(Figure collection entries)
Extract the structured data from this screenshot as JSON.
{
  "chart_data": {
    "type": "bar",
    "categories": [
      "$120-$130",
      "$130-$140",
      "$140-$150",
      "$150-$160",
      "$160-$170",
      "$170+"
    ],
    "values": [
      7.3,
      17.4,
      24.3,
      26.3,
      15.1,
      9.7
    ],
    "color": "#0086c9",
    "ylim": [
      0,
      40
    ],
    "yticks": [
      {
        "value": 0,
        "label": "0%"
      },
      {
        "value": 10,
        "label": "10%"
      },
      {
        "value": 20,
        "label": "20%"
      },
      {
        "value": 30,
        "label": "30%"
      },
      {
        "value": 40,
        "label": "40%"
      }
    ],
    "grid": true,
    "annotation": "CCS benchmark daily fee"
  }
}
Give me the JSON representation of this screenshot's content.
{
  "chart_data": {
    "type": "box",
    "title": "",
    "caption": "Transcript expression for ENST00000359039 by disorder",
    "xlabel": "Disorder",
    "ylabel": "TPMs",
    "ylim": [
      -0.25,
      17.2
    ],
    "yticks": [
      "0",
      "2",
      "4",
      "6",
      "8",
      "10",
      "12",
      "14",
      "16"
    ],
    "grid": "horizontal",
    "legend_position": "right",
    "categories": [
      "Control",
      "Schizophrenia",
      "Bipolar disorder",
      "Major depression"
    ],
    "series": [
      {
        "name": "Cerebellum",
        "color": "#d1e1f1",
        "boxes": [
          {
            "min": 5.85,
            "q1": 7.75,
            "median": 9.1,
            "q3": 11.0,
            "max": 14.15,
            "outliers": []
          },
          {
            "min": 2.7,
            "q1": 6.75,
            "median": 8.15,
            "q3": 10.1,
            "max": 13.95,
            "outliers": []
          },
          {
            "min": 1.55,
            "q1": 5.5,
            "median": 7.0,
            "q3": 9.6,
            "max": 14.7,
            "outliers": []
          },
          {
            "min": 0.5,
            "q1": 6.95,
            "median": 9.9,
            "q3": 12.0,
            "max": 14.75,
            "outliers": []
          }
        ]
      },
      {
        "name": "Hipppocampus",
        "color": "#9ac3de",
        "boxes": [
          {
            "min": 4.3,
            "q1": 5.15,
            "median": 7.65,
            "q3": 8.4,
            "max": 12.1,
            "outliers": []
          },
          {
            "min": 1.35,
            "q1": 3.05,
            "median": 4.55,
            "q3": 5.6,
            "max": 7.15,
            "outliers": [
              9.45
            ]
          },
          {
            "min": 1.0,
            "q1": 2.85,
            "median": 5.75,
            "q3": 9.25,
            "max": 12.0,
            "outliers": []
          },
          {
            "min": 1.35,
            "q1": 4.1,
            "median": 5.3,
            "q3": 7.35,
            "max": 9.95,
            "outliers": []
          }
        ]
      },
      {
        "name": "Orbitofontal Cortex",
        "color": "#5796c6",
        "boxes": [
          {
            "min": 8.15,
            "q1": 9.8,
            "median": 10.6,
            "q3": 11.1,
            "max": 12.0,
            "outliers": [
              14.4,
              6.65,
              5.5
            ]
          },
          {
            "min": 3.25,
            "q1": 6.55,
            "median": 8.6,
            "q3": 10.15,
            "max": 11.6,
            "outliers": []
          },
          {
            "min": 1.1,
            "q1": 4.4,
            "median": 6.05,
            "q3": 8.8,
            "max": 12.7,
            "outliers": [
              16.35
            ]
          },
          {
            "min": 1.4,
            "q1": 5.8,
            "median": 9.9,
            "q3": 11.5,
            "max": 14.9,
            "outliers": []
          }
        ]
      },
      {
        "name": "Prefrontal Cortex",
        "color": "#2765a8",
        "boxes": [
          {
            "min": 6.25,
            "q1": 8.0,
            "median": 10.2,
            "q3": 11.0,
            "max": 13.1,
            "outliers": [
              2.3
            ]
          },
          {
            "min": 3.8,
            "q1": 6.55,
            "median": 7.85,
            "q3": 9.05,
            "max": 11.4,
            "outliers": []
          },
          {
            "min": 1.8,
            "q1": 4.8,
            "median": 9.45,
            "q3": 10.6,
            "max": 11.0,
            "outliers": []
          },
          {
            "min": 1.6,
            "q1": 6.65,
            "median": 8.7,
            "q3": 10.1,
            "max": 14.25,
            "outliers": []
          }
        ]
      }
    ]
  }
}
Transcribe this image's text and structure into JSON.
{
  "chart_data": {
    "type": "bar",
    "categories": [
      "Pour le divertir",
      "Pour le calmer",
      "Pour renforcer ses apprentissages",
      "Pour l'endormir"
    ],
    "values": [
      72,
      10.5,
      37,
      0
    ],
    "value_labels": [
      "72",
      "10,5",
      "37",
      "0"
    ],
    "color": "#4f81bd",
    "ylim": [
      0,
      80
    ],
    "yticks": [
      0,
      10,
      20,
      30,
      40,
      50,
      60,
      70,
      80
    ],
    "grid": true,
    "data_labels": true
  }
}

▸ What you will do: Could you transcribe the records in full, exactly?

▸ Task result:
Extract the structured data from this screenshot as JSON.
{
  "chart_data": {
    "type": "bar",
    "categories": [
      "$120-$130",
      "$130-$140",
      "$140-$150",
      "$150-$160",
      "$160-$170",
      "$170+"
    ],
    "values": [
      7.3,
      17.4,
      24.3,
      26.3,
      15.1,
      9.7
    ],
    "color": "#0086c9",
    "ylim": [
      0,
      40
    ],
    "yticks": [
      {
        "value": 0,
        "label": "0%"
      },
      {
        "value": 10,
        "label": "10%"
      },
      {
        "value": 20,
        "label": "20%"
      },
      {
        "value": 30,
        "label": "30%"
      },
      {
        "value": 40,
        "label": "40%"
      }
    ],
    "grid": true,
    "annotation": "CCS benchmark daily fee"
  }
}
Give me the JSON representation of this screenshot's content.
{
  "chart_data": {
    "type": "box",
    "title": "",
    "caption": "Transcript expression for ENST00000359039 by disorder",
    "xlabel": "Disorder",
    "ylabel": "TPMs",
    "ylim": [
      -0.25,
      17.2
    ],
    "yticks": [
      "0",
      "2",
      "4",
      "6",
      "8",
      "10",
      "12",
      "14",
      "16"
    ],
    "grid": "horizontal",
    "legend_position": "right",
    "categories": [
      "Control",
      "Schizophrenia",
      "Bipolar disorder",
      "Major depression"
    ],
    "series": [
      {
        "name": "Cerebellum",
        "color": "#d1e1f1",
        "boxes": [
          {
            "min": 5.85,
            "q1": 7.75,
            "median": 9.1,
            "q3": 11.0,
            "max": 14.15,
            "outliers": []
          },
          {
            "min": 2.7,
            "q1": 6.75,
            "median": 8.15,
            "q3": 10.1,
            "max": 13.95,
            "outliers": []
          },
          {
            "min": 1.55,
            "q1": 5.5,
            "median": 7.0,
            "q3": 9.6,
            "max": 14.7,
            "outliers": []
          },
          {
            "min": 0.5,
            "q1": 6.95,
            "median": 9.9,
            "q3": 12.0,
            "max": 14.75,
            "outliers": []
          }
        ]
      },
      {
        "name": "Hipppocampus",
        "color": "#9ac3de",
        "boxes": [
          {
            "min": 4.3,
            "q1": 5.15,
            "median": 7.65,
            "q3": 8.4,
            "max": 12.1,
            "outliers": []
          },
          {
            "min": 1.35,
            "q1": 3.05,
            "median": 4.55,
            "q3": 5.6,
            "max": 7.15,
            "outliers": [
              9.45
            ]
          },
          {
            "min": 1.0,
            "q1": 2.85,
            "median": 5.75,
            "q3": 9.25,
            "max": 12.0,
            "outliers": []
          },
          {
            "min": 1.35,
            "q1": 4.1,
            "median": 5.3,
            "q3": 7.35,
            "max": 9.95,
            "outliers": []
          }
        ]
      },
      {
        "name": "Orbitofontal Cortex",
        "color": "#5796c6",
        "boxes": [
          {
            "min": 8.15,
            "q1": 9.8,
            "median": 10.6,
            "q3": 11.1,
            "max": 12.0,
            "outliers": [
              14.4,
              6.65,
              5.5
            ]
          },
          {
            "min": 3.25,
            "q1": 6.55,
            "median": 8.6,
            "q3": 10.15,
            "max": 11.6,
            "outliers": []
          },
          {
            "min": 1.1,
            "q1": 4.4,
            "median": 6.05,
            "q3": 8.8,
            "max": 12.7,
            "outliers": [
              16.35
            ]
          },
          {
            "min": 1.4,
            "q1": 5.8,
            "median": 9.9,
            "q3": 11.5,
            "max": 14.9,
            "outliers": []
          }
        ]
      },
      {
        "name": "Prefrontal Cortex",
        "color": "#2765a8",
        "boxes": [
          {
            "min": 6.25,
            "q1": 8.0,
            "median": 10.2,
            "q3": 11.0,
            "max": 13.1,
            "outliers": [
              2.3
            ]
          },
          {
            "min": 3.8,
            "q1": 6.55,
            "median": 7.85,
            "q3": 9.05,
            "max": 11.4,
            "outliers": []
          },
          {
            "min": 1.8,
            "q1": 4.8,
            "median": 9.45,
            "q3": 10.6,
            "max": 11.0,
            "outliers": []
          },
          {
            "min": 1.6,
            "q1": 6.65,
            "median": 8.7,
            "q3": 10.1,
            "max": 14.25,
            "outliers": []
          }
        ]
      }
    ]
  }
}
Transcribe this image's text and structure into JSON.
{
  "chart_data": {
    "type": "bar",
    "categories": [
      "Pour le divertir",
      "Pour le calmer",
      "Pour renforcer ses apprentissages",
      "Pour l'endormir"
    ],
    "values": [
      72,
      10.5,
      37,
      0
    ],
    "value_labels": [
      "72",
      "10,5",
      "37",
      "0"
    ],
    "color": "#4f81bd",
    "ylim": [
      0,
      80
    ],
    "yticks": [
      0,
      10,
      20,
      30,
      40,
      50,
      60,
      70,
      80
    ],
    "grid": true,
    "data_labels": true
  }
}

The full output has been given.